◆ WHAT THE EXERCISE ASKS: Here are some entries; quote each one exactly.

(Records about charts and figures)
—————
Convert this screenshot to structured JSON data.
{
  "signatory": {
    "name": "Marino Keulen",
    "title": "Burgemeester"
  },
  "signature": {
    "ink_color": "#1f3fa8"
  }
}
—————
◆ OUTPUT OF THE TASK:
Convert this screenshot to structured JSON data.
{
  "signatory": {
    "name": "Marino Keulen",
    "title": "Burgemeester"
  },
  "signature": {
    "ink_color": "#1f3fa8"
  }
}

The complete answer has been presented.